>> Start EXERCISE MATERIAL

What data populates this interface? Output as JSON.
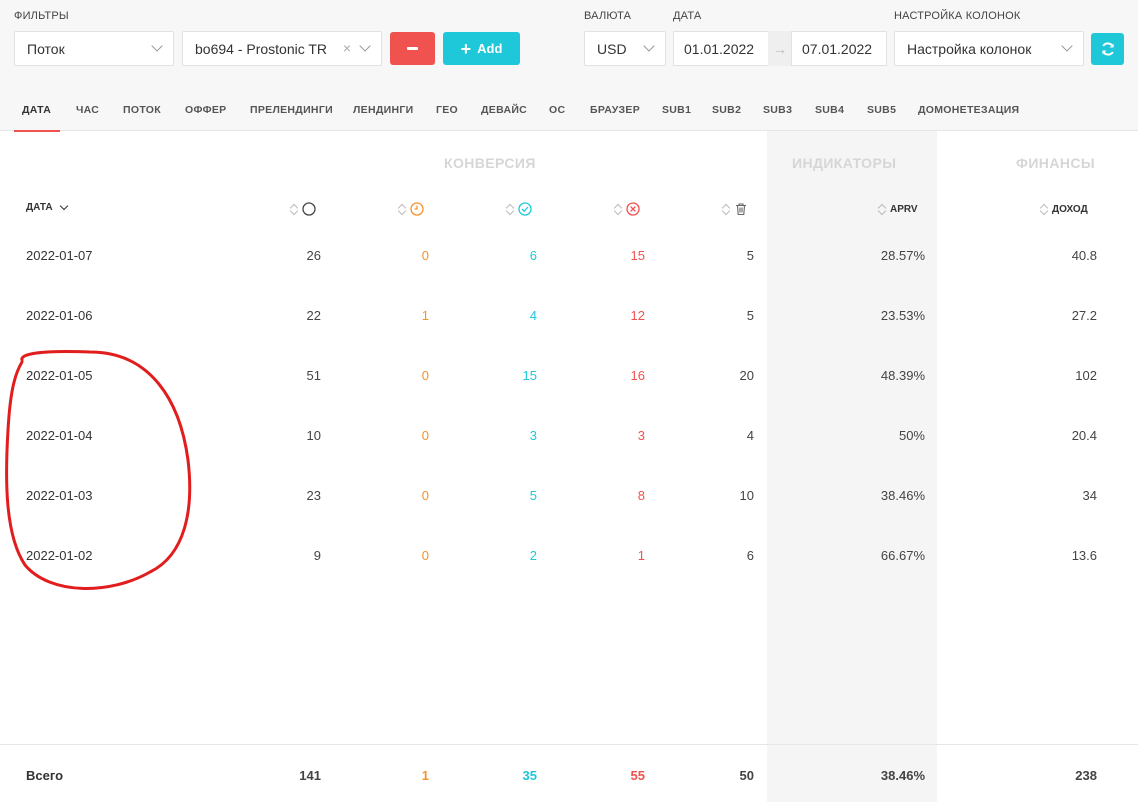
{
  "filters": {
    "label": "ФИЛЬТРЫ",
    "stream_select": "Поток",
    "offer_select": "bo694 - Prostonic TR",
    "offer_clear": "×",
    "add_label": "Add"
  },
  "currency": {
    "label": "ВАЛЮТА",
    "value": "USD"
  },
  "date": {
    "label": "ДАТА",
    "from": "01.01.2022",
    "arrow": "→",
    "to": "07.01.2022"
  },
  "columns_setup": {
    "label": "НАСТРОЙКА КОЛОНОК",
    "value": "Настройка колонок"
  },
  "tabs": [
    {
      "label": "ДАТА"
    },
    {
      "label": "ЧАС"
    },
    {
      "label": "ПОТОК"
    },
    {
      "label": "ОФФЕР"
    },
    {
      "label": "ПРЕЛЕНДИНГИ"
    },
    {
      "label": "ЛЕНДИНГИ"
    },
    {
      "label": "ГЕО"
    },
    {
      "label": "ДЕВАЙС"
    },
    {
      "label": "ОС"
    },
    {
      "label": "БРАУЗЕР"
    },
    {
      "label": "SUB1"
    },
    {
      "label": "SUB2"
    },
    {
      "label": "SUB3"
    },
    {
      "label": "SUB4"
    },
    {
      "label": "SUB5"
    },
    {
      "label": "ДОМОНЕТЕЗАЦИЯ"
    }
  ],
  "groups": {
    "conversion": "КОНВЕРСИЯ",
    "indicators": "ИНДИКАТОРЫ",
    "finance": "ФИНАНСЫ"
  },
  "headers": {
    "date": "ДАТА",
    "aprv": "APRV",
    "income": "ДОХОД"
  },
  "colors": {
    "accent": "#1ec8d8",
    "danger": "#f0524f",
    "warning": "#f5922c"
  },
  "icons": [
    "circle-icon",
    "clock-icon",
    "check-circle-icon",
    "x-circle-icon",
    "trash-icon",
    "refresh-icon"
  ],
  "rows": [
    {
      "date": "2022-01-07",
      "total": "26",
      "hold": "0",
      "approved": "6",
      "rejected": "15",
      "trash": "5",
      "aprv": "28.57%",
      "income": "40.8"
    },
    {
      "date": "2022-01-06",
      "total": "22",
      "hold": "1",
      "approved": "4",
      "rejected": "12",
      "trash": "5",
      "aprv": "23.53%",
      "income": "27.2"
    },
    {
      "date": "2022-01-05",
      "total": "51",
      "hold": "0",
      "approved": "15",
      "rejected": "16",
      "trash": "20",
      "aprv": "48.39%",
      "income": "102"
    },
    {
      "date": "2022-01-04",
      "total": "10",
      "hold": "0",
      "approved": "3",
      "rejected": "3",
      "trash": "4",
      "aprv": "50%",
      "income": "20.4"
    },
    {
      "date": "2022-01-03",
      "total": "23",
      "hold": "0",
      "approved": "5",
      "rejected": "8",
      "trash": "10",
      "aprv": "38.46%",
      "income": "34"
    },
    {
      "date": "2022-01-02",
      "total": "9",
      "hold": "0",
      "approved": "2",
      "rejected": "1",
      "trash": "6",
      "aprv": "66.67%",
      "income": "13.6"
    }
  ],
  "totals": {
    "label": "Всего",
    "total": "141",
    "hold": "1",
    "approved": "35",
    "rejected": "55",
    "trash": "50",
    "aprv": "38.46%",
    "income": "238"
  }
}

>> End EXERCISE MATERIAL

- _INSTRUCTION_: All of the entries above should be copied exactly, except for the pictures.

- _TASK OUTPUT_:
What data populates this interface? Output as JSON.
{
  "filters": {
    "label": "ФИЛЬТРЫ",
    "stream_select": "Поток",
    "offer_select": "bo694 - Prostonic TR",
    "offer_clear": "×",
    "add_label": "Add"
  },
  "currency": {
    "label": "ВАЛЮТА",
    "value": "USD"
  },
  "date": {
    "label": "ДАТА",
    "from": "01.01.2022",
    "arrow": "→",
    "to": "07.01.2022"
  },
  "columns_setup": {
    "label": "НАСТРОЙКА КОЛОНОК",
    "value": "Настройка колонок"
  },
  "tabs": [
    {
      "label": "ДАТА"
    },
    {
      "label": "ЧАС"
    },
    {
      "label": "ПОТОК"
    },
    {
      "label": "ОФФЕР"
    },
    {
      "label": "ПРЕЛЕНДИНГИ"
    },
    {
      "label": "ЛЕНДИНГИ"
    },
    {
      "label": "ГЕО"
    },
    {
      "label": "ДЕВАЙС"
    },
    {
      "label": "ОС"
    },
    {
      "label": "БРАУЗЕР"
    },
    {
      "label": "SUB1"
    },
    {
      "label": "SUB2"
    },
    {
      "label": "SUB3"
    },
    {
      "label": "SUB4"
    },
    {
      "label": "SUB5"
    },
    {
      "label": "ДОМОНЕТЕЗАЦИЯ"
    }
  ],
  "groups": {
    "conversion": "КОНВЕРСИЯ",
    "indicators": "ИНДИКАТОРЫ",
    "finance": "ФИНАНСЫ"
  },
  "headers": {
    "date": "ДАТА",
    "aprv": "APRV",
    "income": "ДОХОД"
  },
  "colors": {
    "accent": "#1ec8d8",
    "danger": "#f0524f",
    "warning": "#f5922c"
  },
  "icons": [
    "circle-icon",
    "clock-icon",
    "check-circle-icon",
    "x-circle-icon",
    "trash-icon",
    "refresh-icon"
  ],
  "rows": [
    {
      "date": "2022-01-07",
      "total": "26",
      "hold": "0",
      "approved": "6",
      "rejected": "15",
      "trash": "5",
      "aprv": "28.57%",
      "income": "40.8"
    },
    {
      "date": "2022-01-06",
      "total": "22",
      "hold": "1",
      "approved": "4",
      "rejected": "12",
      "trash": "5",
      "aprv": "23.53%",
      "income": "27.2"
    },
    {
      "date": "2022-01-05",
      "total": "51",
      "hold": "0",
      "approved": "15",
      "rejected": "16",
      "trash": "20",
      "aprv": "48.39%",
      "income": "102"
    },
    {
      "date": "2022-01-04",
      "total": "10",
      "hold": "0",
      "approved": "3",
      "rejected": "3",
      "trash": "4",
      "aprv": "50%",
      "income": "20.4"
    },
    {
      "date": "2022-01-03",
      "total": "23",
      "hold": "0",
      "approved": "5",
      "rejected": "8",
      "trash": "10",
      "aprv": "38.46%",
      "income": "34"
    },
    {
      "date": "2022-01-02",
      "total": "9",
      "hold": "0",
      "approved": "2",
      "rejected": "1",
      "trash": "6",
      "aprv": "66.67%",
      "income": "13.6"
    }
  ],
  "totals": {
    "label": "Всего",
    "total": "141",
    "hold": "1",
    "approved": "35",
    "rejected": "55",
    "trash": "50",
    "aprv": "38.46%",
    "income": "238"
  }
}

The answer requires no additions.